To do: Return all lines below containing the word "between".

Records for this exercise:
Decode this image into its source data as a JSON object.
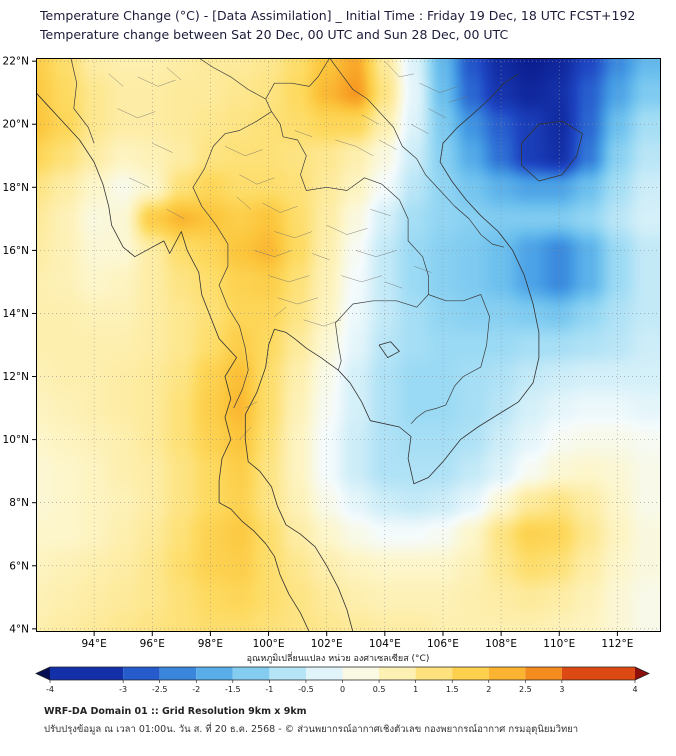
{
  "header": {
    "title_line1": "Temperature Change (°C) - [Data Assimilation] _ Initial Time : Friday 19 Dec, 18 UTC FCST+192",
    "title_line2": "Temperature change between Sat 20 Dec, 00 UTC and Sun 28 Dec, 00 UTC"
  },
  "axes": {
    "x_values": [
      94,
      96,
      98,
      100,
      102,
      104,
      106,
      108,
      110,
      112
    ],
    "x_labels": [
      "94°E",
      "96°E",
      "98°E",
      "100°E",
      "102°E",
      "104°E",
      "106°E",
      "108°E",
      "110°E",
      "112°E"
    ],
    "y_values": [
      22,
      20,
      18,
      16,
      14,
      12,
      10,
      8,
      6,
      4
    ],
    "y_labels": [
      "22°N",
      "20°N",
      "18°N",
      "16°N",
      "14°N",
      "12°N",
      "10°N",
      "8°N",
      "6°N",
      "4°N"
    ]
  },
  "colorbar": {
    "title": "อุณหภูมิเปลี่ยนแปลง หน่วย องศาเซลเซียส (°C)",
    "boundaries": [
      -4,
      -3,
      -2.5,
      -2,
      -1.5,
      -1,
      -0.5,
      0,
      0.5,
      1,
      1.5,
      2,
      2.5,
      3,
      4
    ],
    "labels": [
      "-4",
      "-3",
      "-2.5",
      "-2",
      "-1.5",
      "-1",
      "-0.5",
      "0",
      "0.5",
      "1",
      "1.5",
      "2",
      "2.5",
      "3",
      "4"
    ],
    "under_color": "#070f52",
    "over_color": "#8f0f0c"
  },
  "footer": {
    "line1": "WRF-DA Domain 01 :: Grid Resolution 9km x 9km",
    "line2": "ปรับปรุงข้อมูล ณ เวลา 01:00น. วัน ส. ที่ 20 ธ.ค. 2568 - © ส่วนพยากรณ์อากาศเชิงตัวเลข กองพยากรณ์อากาศ กรมอุตุนิยมวิทยา"
  },
  "chart_data": {
    "type": "heatmap",
    "title": "Temperature change between Sat 20 Dec, 00 UTC and Sun 28 Dec, 00 UTC",
    "units": "°C",
    "value_range": [
      -4,
      4
    ],
    "lon_range": [
      92.0,
      113.5
    ],
    "lat_range": [
      3.9,
      22.1
    ],
    "lons": [
      92,
      93,
      94,
      95,
      96,
      97,
      98,
      99,
      100,
      101,
      102,
      103,
      104,
      105,
      106,
      107,
      108,
      109,
      110,
      111,
      112,
      113
    ],
    "lats": [
      22,
      21,
      20,
      19,
      18,
      17,
      16,
      15,
      14,
      13,
      12,
      11,
      10,
      9,
      8,
      7,
      6,
      5,
      4
    ],
    "values": [
      [
        1.8,
        1.4,
        0.9,
        0.8,
        0.8,
        0.9,
        1.0,
        1.0,
        1.1,
        1.4,
        2.0,
        2.4,
        1.0,
        -0.3,
        -1.6,
        -2.8,
        -3.6,
        -3.9,
        -3.7,
        -3.0,
        -2.2,
        -1.6
      ],
      [
        1.9,
        1.5,
        1.1,
        0.9,
        0.9,
        1.0,
        1.0,
        1.1,
        1.2,
        1.5,
        2.2,
        2.6,
        1.2,
        -0.2,
        -1.5,
        -2.6,
        -3.4,
        -3.7,
        -3.5,
        -2.7,
        -1.9,
        -1.3
      ],
      [
        2.0,
        1.6,
        1.1,
        0.9,
        0.9,
        1.0,
        1.1,
        1.2,
        1.3,
        1.4,
        1.6,
        1.6,
        0.8,
        -0.3,
        -1.3,
        -2.1,
        -2.7,
        -3.2,
        -3.6,
        -2.6,
        -1.5,
        -0.9
      ],
      [
        1.6,
        1.3,
        0.9,
        0.6,
        0.7,
        0.9,
        1.2,
        1.3,
        1.3,
        1.2,
        1.1,
        0.8,
        0.3,
        -0.5,
        -1.2,
        -1.8,
        -2.5,
        -3.2,
        -3.5,
        -2.4,
        -1.2,
        -0.7
      ],
      [
        1.2,
        0.9,
        0.5,
        0.2,
        0.5,
        1.3,
        1.6,
        1.4,
        1.4,
        1.3,
        1.0,
        0.6,
        0.0,
        -0.7,
        -1.1,
        -1.4,
        -1.7,
        -1.9,
        -1.9,
        -1.5,
        -0.9,
        -0.5
      ],
      [
        1.0,
        0.7,
        0.3,
        0.4,
        1.8,
        2.2,
        2.0,
        1.8,
        2.0,
        1.4,
        0.9,
        0.3,
        -0.4,
        -0.9,
        -1.1,
        -1.2,
        -1.3,
        -1.3,
        -1.3,
        -1.1,
        -0.7,
        -0.4
      ],
      [
        0.9,
        0.7,
        0.4,
        0.4,
        0.9,
        1.4,
        1.6,
        2.0,
        2.2,
        1.5,
        0.8,
        0.1,
        -0.6,
        -1.0,
        -1.2,
        -1.3,
        -1.5,
        -1.9,
        -2.2,
        -1.7,
        -1.0,
        -0.6
      ],
      [
        0.8,
        0.7,
        0.5,
        0.6,
        0.9,
        1.2,
        1.4,
        1.7,
        1.8,
        1.3,
        0.7,
        0.0,
        -0.6,
        -1.0,
        -1.2,
        -1.3,
        -1.5,
        -1.9,
        -2.2,
        -1.7,
        -1.0,
        -0.6
      ],
      [
        0.8,
        0.8,
        0.7,
        0.7,
        0.9,
        1.1,
        1.3,
        1.6,
        1.6,
        1.2,
        0.6,
        -0.1,
        -0.6,
        -0.9,
        -1.1,
        -1.2,
        -1.2,
        -1.3,
        -1.4,
        -1.1,
        -0.8,
        -0.6
      ],
      [
        0.8,
        0.8,
        0.8,
        0.8,
        0.9,
        1.1,
        1.4,
        1.8,
        1.5,
        1.0,
        0.4,
        -0.2,
        -0.7,
        -0.9,
        -1.0,
        -1.0,
        -1.0,
        -0.9,
        -0.9,
        -0.8,
        -0.7,
        -0.5
      ],
      [
        0.7,
        0.8,
        0.8,
        0.9,
        1.0,
        1.2,
        1.7,
        2.1,
        1.4,
        0.8,
        0.2,
        -0.4,
        -0.8,
        -1.0,
        -1.0,
        -0.9,
        -0.8,
        -0.6,
        -0.5,
        -0.4,
        -0.4,
        -0.4
      ],
      [
        0.6,
        0.7,
        0.8,
        0.9,
        1.0,
        1.3,
        1.8,
        2.2,
        1.4,
        0.7,
        0.1,
        -0.4,
        -0.8,
        -1.0,
        -1.0,
        -0.9,
        -0.7,
        -0.4,
        -0.2,
        -0.1,
        -0.1,
        -0.2
      ],
      [
        0.5,
        0.6,
        0.7,
        0.8,
        1.0,
        1.3,
        1.7,
        2.0,
        1.3,
        0.6,
        0.0,
        -0.5,
        -0.8,
        -0.9,
        -0.9,
        -0.8,
        -0.5,
        -0.2,
        0.1,
        0.2,
        0.2,
        0.1
      ],
      [
        0.4,
        0.5,
        0.6,
        0.8,
        0.9,
        1.2,
        1.5,
        1.8,
        1.2,
        0.6,
        0.0,
        -0.5,
        -0.8,
        -0.8,
        -0.8,
        -0.6,
        -0.3,
        0.1,
        0.4,
        0.5,
        0.4,
        0.2
      ],
      [
        0.4,
        0.5,
        0.6,
        0.7,
        0.9,
        1.2,
        1.5,
        1.7,
        1.2,
        0.7,
        0.2,
        -0.2,
        -0.5,
        -0.6,
        -0.5,
        -0.2,
        0.4,
        1.0,
        1.2,
        0.9,
        0.5,
        0.2
      ],
      [
        0.5,
        0.5,
        0.6,
        0.8,
        1.0,
        1.3,
        1.7,
        1.9,
        1.4,
        0.9,
        0.5,
        0.2,
        0.0,
        0.0,
        0.1,
        0.5,
        1.2,
        1.7,
        1.6,
        1.1,
        0.6,
        0.3
      ],
      [
        0.6,
        0.7,
        0.8,
        0.9,
        1.1,
        1.4,
        1.7,
        1.8,
        1.4,
        1.1,
        0.8,
        0.6,
        0.5,
        0.5,
        0.5,
        0.7,
        1.1,
        1.4,
        1.3,
        0.9,
        0.5,
        0.3
      ],
      [
        0.7,
        0.8,
        0.9,
        1.0,
        1.1,
        1.3,
        1.5,
        1.6,
        1.4,
        1.2,
        1.0,
        0.8,
        0.7,
        0.7,
        0.7,
        0.8,
        0.9,
        1.0,
        0.9,
        0.7,
        0.4,
        0.2
      ],
      [
        0.8,
        0.9,
        1.0,
        1.1,
        1.2,
        1.3,
        1.4,
        1.4,
        1.3,
        1.2,
        1.1,
        1.0,
        0.9,
        0.9,
        0.8,
        0.8,
        0.8,
        0.8,
        0.7,
        0.6,
        0.4,
        0.2
      ]
    ],
    "colormap_stops": [
      {
        "value": -4,
        "color": "#0a1a8c"
      },
      {
        "value": -3,
        "color": "#1e46c3"
      },
      {
        "value": -2.5,
        "color": "#2e6fd5"
      },
      {
        "value": -2,
        "color": "#459ce4"
      },
      {
        "value": -1.5,
        "color": "#6cc0ee"
      },
      {
        "value": -1,
        "color": "#9bdaf4"
      },
      {
        "value": -0.5,
        "color": "#cdedf8"
      },
      {
        "value": 0,
        "color": "#f4fbfc"
      },
      {
        "value": 0.5,
        "color": "#fdf6cb"
      },
      {
        "value": 1,
        "color": "#fdea9b"
      },
      {
        "value": 1.5,
        "color": "#fdda60"
      },
      {
        "value": 2,
        "color": "#fcc63c"
      },
      {
        "value": 2.5,
        "color": "#f8a226"
      },
      {
        "value": 3,
        "color": "#ef7417"
      },
      {
        "value": 4,
        "color": "#c81e0d"
      }
    ]
  }
}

Output of the exercise:
    "title_line2": "Temperature change between Sat 20 Dec, 00 UTC and Sun 28 Dec, 00 UTC"
    "title": "Temperature change between Sat 20 Dec, 00 UTC and Sun 28 Dec, 00 UTC",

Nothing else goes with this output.